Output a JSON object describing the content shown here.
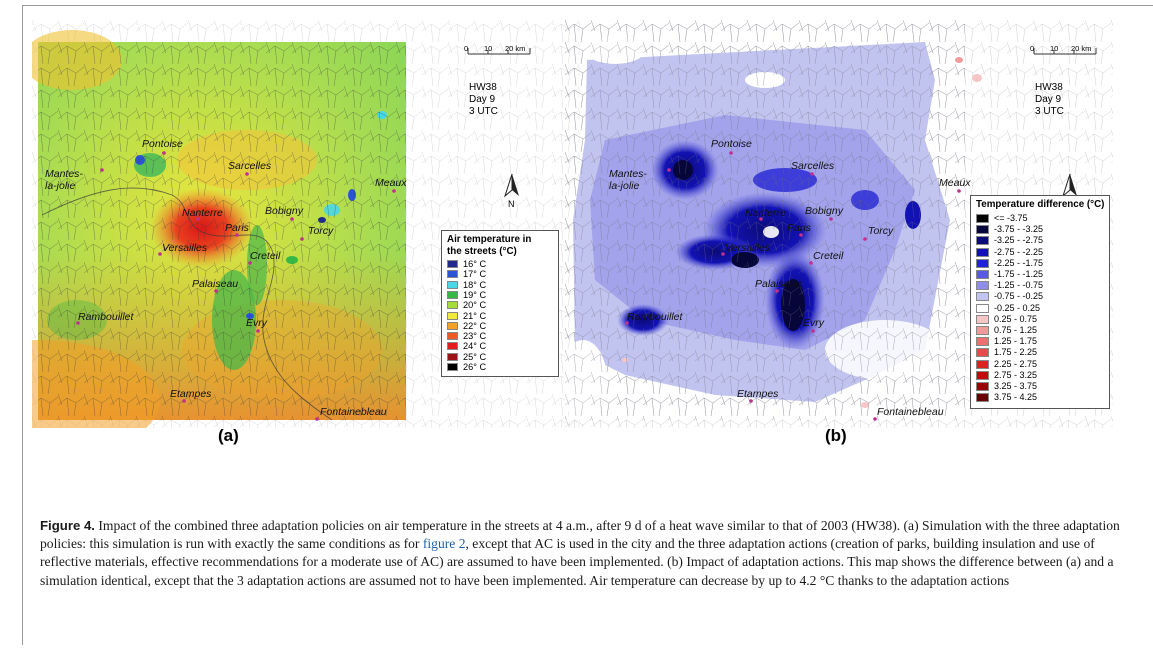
{
  "panels": [
    {
      "id": "a",
      "label": "(a)",
      "scale_ticks": [
        "0",
        "10",
        "20 km"
      ],
      "run_info": [
        "HW38",
        "Day 9",
        "3 UTC"
      ],
      "north": "N",
      "places": [
        "Pontoise",
        "Mantes-la-jolie",
        "Sarcelles",
        "Meaux",
        "Nanterre",
        "Bobigny",
        "Paris",
        "Torcy",
        "Versailles",
        "Creteil",
        "Palaiseau",
        "Rambouillet",
        "Evry",
        "Etampes",
        "Fontainebleau"
      ],
      "legend": {
        "title_lines": [
          "Air temperature in",
          "the streets (°C)"
        ],
        "entries": [
          {
            "label": "16° C",
            "color": "#1f2a8c"
          },
          {
            "label": "17° C",
            "color": "#2b53d6"
          },
          {
            "label": "18° C",
            "color": "#49d6e6"
          },
          {
            "label": "19° C",
            "color": "#35b845"
          },
          {
            "label": "20° C",
            "color": "#a6dc3a"
          },
          {
            "label": "21° C",
            "color": "#f1ea3a"
          },
          {
            "label": "22° C",
            "color": "#f3a127"
          },
          {
            "label": "23° C",
            "color": "#ec5a25"
          },
          {
            "label": "24° C",
            "color": "#e21b1b"
          },
          {
            "label": "25° C",
            "color": "#9c1414"
          },
          {
            "label": "26° C",
            "color": "#000000"
          }
        ]
      }
    },
    {
      "id": "b",
      "label": "(b)",
      "scale_ticks": [
        "0",
        "10",
        "20 km"
      ],
      "run_info": [
        "HW38",
        "Day 9",
        "3 UTC"
      ],
      "north": "N",
      "places": [
        "Pontoise",
        "Mantes-la-jolie",
        "Sarcelles",
        "Meaux",
        "Nanterre",
        "Bobigny",
        "Paris",
        "Torcy",
        "Versailles",
        "Creteil",
        "Palaiseau",
        "Rambouillet",
        "Evry",
        "Etampes",
        "Fontainebleau"
      ],
      "legend": {
        "title_lines": [
          "Temperature difference (°C)"
        ],
        "entries": [
          {
            "label": "<= -3.75",
            "color": "#000000"
          },
          {
            "label": "-3.75 - -3.25",
            "color": "#06063a"
          },
          {
            "label": "-3.25 - -2.75",
            "color": "#0b0b78"
          },
          {
            "label": "-2.75 - -2.25",
            "color": "#1212b4"
          },
          {
            "label": "-2.25 - -1.75",
            "color": "#2323d6"
          },
          {
            "label": "-1.75 - -1.25",
            "color": "#5a5ae0"
          },
          {
            "label": "-1.25 - -0.75",
            "color": "#8e8ee8"
          },
          {
            "label": "-0.75 - -0.25",
            "color": "#c2c4f0"
          },
          {
            "label": "-0.25 - 0.25",
            "color": "#ffffff"
          },
          {
            "label": "0.25 - 0.75",
            "color": "#f6c6c6"
          },
          {
            "label": "0.75 - 1.25",
            "color": "#f09a9a"
          },
          {
            "label": "1.25 - 1.75",
            "color": "#eb7070"
          },
          {
            "label": "1.75 - 2.25",
            "color": "#e64a4a"
          },
          {
            "label": "2.25 - 2.75",
            "color": "#dd2020"
          },
          {
            "label": "2.75 - 3.25",
            "color": "#bf0b0b"
          },
          {
            "label": "3.25 - 3.75",
            "color": "#970606"
          },
          {
            "label": "3.75 - 4.25",
            "color": "#680202"
          }
        ]
      }
    }
  ],
  "caption": {
    "figure_label": "Figure 4.",
    "text_part1": " Impact of the combined three adaptation policies on air temperature in the streets at 4 a.m., after 9 d of a heat wave similar to that of 2003 (HW38). (a) Simulation with the three adaptation policies: this simulation is run with exactly the same conditions as for ",
    "figure_ref": "figure 2",
    "text_part2": ", except that AC is used in the city and the three adaptation actions (creation of parks, building insulation and use of reflective materials, effective recommendations for a moderate use of AC) are assumed to have been implemented. (b) Impact of adaptation actions. This map shows the difference between (a) and a simulation identical, except that the 3 adaptation actions are assumed not to have been implemented. Air temperature can decrease by up to 4.2 °C thanks to the adaptation actions"
  },
  "colors": {
    "frame": "#9a9a9a",
    "figure_ref": "#1f5fa8",
    "place_dot": "#c03090"
  }
}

▶ [Goal]:
Show, from the listing above, each line that contains the word "difference".

▶ [Written response]:
          "Temperature difference (°C)"
    "text_part2": ", except that AC is used in the city and the three adaptation actions (creation of parks, building insulation and use of reflective materials, effective recommendations for a moderate use of AC) are assumed to have been implemented. (b) Impact of adaptation actions. This map shows the difference between (a) and a simulation identical, except that the 3 adaptation actions are assumed not to have been implemented. Air temperature can decrease by up to 4.2 °C thanks to the adaptation actions"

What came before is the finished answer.